Stored records:
###

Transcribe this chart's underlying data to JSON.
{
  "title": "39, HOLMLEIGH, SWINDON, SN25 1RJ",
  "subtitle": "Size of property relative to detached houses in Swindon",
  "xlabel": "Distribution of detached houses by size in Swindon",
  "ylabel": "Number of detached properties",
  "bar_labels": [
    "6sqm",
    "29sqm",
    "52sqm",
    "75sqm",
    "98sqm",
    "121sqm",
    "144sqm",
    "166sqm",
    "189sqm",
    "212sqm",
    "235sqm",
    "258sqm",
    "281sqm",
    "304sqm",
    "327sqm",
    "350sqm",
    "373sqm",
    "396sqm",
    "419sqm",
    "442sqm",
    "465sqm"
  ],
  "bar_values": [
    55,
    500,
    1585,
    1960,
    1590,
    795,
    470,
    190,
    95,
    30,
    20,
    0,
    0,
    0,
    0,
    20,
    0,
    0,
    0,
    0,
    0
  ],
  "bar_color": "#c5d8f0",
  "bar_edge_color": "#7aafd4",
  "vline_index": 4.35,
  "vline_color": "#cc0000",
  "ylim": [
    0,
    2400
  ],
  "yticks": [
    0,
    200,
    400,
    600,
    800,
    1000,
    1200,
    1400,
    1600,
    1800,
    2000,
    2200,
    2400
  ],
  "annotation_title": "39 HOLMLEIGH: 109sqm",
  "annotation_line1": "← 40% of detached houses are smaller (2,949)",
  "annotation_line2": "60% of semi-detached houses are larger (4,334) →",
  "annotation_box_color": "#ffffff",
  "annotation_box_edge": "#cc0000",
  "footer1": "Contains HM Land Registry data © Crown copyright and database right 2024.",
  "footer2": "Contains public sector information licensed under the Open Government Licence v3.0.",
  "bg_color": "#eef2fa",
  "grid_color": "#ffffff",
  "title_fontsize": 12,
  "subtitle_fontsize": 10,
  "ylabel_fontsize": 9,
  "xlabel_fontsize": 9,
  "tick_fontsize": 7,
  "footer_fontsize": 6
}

###

## Task prompt
Search the records for the word "data". Copy every line that has it.

## Answer in full
Transcribe this chart's underlying data to JSON.
  "footer1": "Contains HM Land Registry data © Crown copyright and database right 2024.",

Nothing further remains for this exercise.